YOUR OBJECTIVE =>
Return all the data below as it stands, minus the pictures.

TASK DATA =>
>>>>
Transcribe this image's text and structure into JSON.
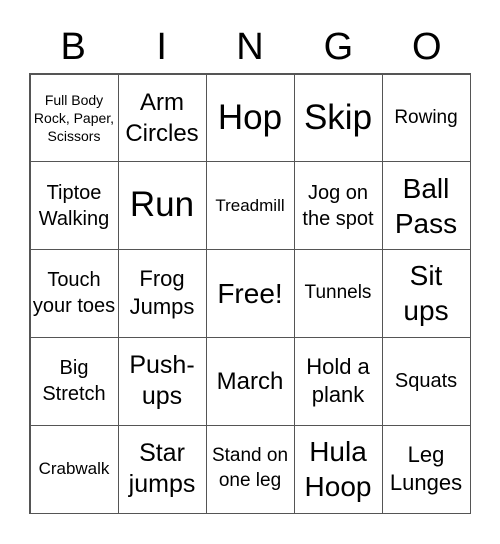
{
  "header": {
    "letters": [
      "B",
      "I",
      "N",
      "G",
      "O"
    ]
  },
  "cells": [
    "Full Body Rock, Paper, Scissors",
    "Arm Circles",
    "Hop",
    "Skip",
    "Rowing",
    "Tiptoe Walking",
    "Run",
    "Treadmill",
    "Jog on the spot",
    "Ball Pass",
    "Touch your toes",
    "Frog Jumps",
    "Free!",
    "Tunnels",
    "Sit ups",
    "Big Stretch",
    "Push-ups",
    "March",
    "Hold a plank",
    "Squats",
    "Crabwalk",
    "Star jumps",
    "Stand on one leg",
    "Hula Hoop",
    "Leg Lunges"
  ]
}
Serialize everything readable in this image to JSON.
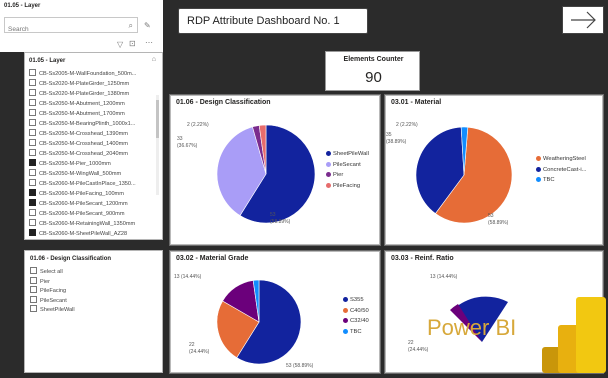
<<<<
COMPLETE RESPONSE =>
Transcribe this image's text and structure into JSON.
{
  "header": {
    "letters": [
      "B",
      "I",
      "N",
      "G",
      "O"
    ]
  },
  "cells": [
    "Full Body Rock, Paper, Scissors",
    "Arm Circles",
    "Hop",
    "Skip",
    "Rowing",
    "Tiptoe Walking",
    "Run",
    "Treadmill",
    "Jog on the spot",
    "Ball Pass",
    "Touch your toes",
    "Frog Jumps",
    "Free!",
    "Tunnels",
    "Sit ups",
    "Big Stretch",
    "Push-ups",
    "March",
    "Hold a plank",
    "Squats",
    "Crabwalk",
    "Star jumps",
    "Stand on one leg",
    "Hula Hoop",
    "Leg Lunges"
  ]
}
Serialize everything readable in this image to JSON.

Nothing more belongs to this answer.